--- START OF Material shown ---
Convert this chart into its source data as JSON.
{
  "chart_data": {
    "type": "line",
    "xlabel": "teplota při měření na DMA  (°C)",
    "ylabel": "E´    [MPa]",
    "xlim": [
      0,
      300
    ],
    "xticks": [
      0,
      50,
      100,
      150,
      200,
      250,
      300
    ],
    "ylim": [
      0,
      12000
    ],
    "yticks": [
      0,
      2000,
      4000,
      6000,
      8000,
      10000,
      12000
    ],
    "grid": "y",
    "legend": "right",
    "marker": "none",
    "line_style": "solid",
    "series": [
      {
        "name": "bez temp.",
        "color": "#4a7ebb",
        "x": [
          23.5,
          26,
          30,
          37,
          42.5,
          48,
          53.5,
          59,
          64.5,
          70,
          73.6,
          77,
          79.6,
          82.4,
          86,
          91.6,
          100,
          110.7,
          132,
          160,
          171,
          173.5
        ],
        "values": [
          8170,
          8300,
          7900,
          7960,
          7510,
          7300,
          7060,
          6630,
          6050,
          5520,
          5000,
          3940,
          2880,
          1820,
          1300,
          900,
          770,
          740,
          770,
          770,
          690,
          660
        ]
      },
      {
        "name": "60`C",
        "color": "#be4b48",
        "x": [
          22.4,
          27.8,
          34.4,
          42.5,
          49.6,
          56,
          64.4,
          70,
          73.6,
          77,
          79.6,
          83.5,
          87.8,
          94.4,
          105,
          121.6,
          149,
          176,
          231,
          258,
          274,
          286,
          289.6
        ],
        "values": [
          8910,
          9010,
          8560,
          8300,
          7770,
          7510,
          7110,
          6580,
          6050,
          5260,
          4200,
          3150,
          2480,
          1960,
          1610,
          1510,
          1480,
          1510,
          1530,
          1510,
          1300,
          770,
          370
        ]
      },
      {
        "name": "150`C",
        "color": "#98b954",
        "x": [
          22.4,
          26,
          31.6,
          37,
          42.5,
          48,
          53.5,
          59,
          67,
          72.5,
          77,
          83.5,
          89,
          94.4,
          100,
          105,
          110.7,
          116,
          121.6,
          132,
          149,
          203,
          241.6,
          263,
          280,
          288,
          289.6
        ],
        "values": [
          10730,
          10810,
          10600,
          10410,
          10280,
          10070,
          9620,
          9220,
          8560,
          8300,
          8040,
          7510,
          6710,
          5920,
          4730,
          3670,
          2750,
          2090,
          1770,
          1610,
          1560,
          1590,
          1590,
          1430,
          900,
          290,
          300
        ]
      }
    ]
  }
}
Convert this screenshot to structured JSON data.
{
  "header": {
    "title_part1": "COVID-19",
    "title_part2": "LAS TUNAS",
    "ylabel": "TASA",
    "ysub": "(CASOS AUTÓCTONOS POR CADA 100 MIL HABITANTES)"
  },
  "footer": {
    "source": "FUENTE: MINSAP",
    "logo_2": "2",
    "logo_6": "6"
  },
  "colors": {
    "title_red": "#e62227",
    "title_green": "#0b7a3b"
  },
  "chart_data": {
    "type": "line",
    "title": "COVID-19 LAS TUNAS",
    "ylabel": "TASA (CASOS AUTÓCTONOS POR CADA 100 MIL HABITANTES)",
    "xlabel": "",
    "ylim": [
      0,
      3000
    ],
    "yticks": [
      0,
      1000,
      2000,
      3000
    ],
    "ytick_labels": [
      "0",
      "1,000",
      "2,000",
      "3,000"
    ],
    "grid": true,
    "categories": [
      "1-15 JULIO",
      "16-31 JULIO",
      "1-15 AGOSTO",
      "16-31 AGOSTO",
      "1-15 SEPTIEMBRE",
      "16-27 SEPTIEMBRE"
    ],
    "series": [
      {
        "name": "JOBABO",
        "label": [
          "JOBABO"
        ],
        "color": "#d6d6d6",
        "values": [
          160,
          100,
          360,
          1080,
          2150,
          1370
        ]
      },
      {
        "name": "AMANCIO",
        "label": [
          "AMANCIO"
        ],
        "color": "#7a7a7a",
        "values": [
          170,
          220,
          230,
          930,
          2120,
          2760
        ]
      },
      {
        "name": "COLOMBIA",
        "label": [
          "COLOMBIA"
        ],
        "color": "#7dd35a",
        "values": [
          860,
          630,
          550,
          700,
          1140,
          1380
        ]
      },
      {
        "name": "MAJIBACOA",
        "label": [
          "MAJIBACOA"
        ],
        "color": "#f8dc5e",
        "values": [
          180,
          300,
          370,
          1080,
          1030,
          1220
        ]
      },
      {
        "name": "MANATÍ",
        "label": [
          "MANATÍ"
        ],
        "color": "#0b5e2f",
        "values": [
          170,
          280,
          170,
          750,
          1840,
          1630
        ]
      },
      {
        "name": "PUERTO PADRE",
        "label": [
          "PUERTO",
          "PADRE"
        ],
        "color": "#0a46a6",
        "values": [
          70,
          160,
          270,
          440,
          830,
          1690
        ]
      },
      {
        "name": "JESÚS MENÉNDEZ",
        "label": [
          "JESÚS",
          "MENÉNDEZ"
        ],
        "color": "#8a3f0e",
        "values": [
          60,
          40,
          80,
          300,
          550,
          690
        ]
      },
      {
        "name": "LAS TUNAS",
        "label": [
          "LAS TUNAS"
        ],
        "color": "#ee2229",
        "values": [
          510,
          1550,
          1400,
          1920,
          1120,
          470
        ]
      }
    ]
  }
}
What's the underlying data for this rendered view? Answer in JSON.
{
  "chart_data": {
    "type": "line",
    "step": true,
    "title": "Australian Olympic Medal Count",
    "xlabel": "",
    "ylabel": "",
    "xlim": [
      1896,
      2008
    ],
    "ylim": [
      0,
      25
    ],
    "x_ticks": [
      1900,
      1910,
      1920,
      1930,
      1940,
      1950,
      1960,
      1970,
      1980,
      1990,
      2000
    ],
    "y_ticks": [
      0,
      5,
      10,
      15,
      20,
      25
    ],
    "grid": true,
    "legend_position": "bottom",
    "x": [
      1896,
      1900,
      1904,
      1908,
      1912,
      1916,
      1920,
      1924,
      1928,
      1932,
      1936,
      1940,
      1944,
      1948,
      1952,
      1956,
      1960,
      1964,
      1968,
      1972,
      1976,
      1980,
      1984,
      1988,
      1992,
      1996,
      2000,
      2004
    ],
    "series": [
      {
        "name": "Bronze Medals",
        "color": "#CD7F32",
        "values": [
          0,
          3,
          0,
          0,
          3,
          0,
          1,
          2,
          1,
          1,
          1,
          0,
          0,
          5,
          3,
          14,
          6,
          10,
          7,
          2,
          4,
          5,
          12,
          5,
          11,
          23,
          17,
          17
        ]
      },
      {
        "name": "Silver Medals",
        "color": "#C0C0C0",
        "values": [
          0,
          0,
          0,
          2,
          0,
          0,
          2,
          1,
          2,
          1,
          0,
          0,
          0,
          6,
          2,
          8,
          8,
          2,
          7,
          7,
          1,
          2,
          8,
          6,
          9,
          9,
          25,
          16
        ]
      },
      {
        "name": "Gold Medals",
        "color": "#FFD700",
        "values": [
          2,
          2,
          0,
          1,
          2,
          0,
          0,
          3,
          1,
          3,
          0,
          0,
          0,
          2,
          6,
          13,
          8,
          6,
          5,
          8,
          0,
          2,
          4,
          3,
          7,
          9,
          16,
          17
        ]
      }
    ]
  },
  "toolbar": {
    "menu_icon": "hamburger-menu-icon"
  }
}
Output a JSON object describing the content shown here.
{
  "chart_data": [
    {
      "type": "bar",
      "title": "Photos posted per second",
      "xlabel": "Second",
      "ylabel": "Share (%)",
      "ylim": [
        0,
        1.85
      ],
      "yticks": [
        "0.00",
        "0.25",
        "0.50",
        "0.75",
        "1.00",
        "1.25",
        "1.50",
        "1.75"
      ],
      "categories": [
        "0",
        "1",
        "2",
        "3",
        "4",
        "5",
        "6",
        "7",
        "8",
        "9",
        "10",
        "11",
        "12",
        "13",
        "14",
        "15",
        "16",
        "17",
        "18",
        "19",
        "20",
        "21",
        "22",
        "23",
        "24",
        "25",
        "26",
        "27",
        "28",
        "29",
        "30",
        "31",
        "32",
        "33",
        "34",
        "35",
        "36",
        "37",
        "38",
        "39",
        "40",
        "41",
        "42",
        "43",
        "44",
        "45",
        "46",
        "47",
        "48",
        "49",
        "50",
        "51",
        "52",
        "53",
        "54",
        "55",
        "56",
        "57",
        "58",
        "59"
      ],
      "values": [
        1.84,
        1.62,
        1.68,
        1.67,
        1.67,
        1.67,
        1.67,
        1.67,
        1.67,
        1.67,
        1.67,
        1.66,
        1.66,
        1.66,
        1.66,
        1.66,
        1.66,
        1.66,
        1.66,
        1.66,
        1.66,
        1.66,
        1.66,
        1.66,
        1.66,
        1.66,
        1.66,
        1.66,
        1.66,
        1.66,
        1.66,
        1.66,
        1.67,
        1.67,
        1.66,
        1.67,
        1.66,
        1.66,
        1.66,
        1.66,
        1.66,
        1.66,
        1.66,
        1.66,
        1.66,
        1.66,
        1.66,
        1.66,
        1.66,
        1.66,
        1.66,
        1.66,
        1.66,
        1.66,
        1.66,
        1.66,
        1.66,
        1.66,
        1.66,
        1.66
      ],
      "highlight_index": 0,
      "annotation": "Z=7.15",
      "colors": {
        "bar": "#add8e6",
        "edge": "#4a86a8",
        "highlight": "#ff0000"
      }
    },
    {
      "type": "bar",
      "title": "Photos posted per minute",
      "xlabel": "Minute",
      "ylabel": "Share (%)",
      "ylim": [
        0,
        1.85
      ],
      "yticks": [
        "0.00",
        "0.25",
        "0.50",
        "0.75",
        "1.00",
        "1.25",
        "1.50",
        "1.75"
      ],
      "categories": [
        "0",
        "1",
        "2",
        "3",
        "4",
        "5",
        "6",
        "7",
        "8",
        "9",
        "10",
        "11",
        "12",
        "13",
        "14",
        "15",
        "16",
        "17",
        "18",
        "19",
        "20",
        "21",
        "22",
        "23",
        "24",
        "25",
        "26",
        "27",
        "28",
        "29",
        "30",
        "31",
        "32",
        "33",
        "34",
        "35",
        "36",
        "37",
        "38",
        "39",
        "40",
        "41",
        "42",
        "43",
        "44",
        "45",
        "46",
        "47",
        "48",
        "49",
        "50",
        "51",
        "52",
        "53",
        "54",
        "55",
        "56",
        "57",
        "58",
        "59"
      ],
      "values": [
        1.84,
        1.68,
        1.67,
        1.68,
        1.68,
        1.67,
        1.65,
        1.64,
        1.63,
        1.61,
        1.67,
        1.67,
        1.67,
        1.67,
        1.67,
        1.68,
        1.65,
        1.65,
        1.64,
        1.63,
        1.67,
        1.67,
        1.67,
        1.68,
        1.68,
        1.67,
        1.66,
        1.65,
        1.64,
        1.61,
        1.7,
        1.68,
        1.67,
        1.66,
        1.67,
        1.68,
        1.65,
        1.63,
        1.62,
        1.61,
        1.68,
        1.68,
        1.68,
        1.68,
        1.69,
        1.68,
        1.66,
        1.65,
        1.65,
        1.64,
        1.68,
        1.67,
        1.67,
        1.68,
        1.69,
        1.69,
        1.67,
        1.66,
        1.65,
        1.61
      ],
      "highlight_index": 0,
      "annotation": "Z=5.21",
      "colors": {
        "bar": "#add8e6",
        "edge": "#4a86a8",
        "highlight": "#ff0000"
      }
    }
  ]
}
--- END OF Material shown ---
> What the exercise asks:
Each line above that holds the string "xlabel" should be copied and shown.

> Answer:
    "xlabel": "teplota při měření na DMA  (°C)",
    "xlabel": "",
    "xlabel": "",
      "xlabel": "Second",
      "xlabel": "Minute",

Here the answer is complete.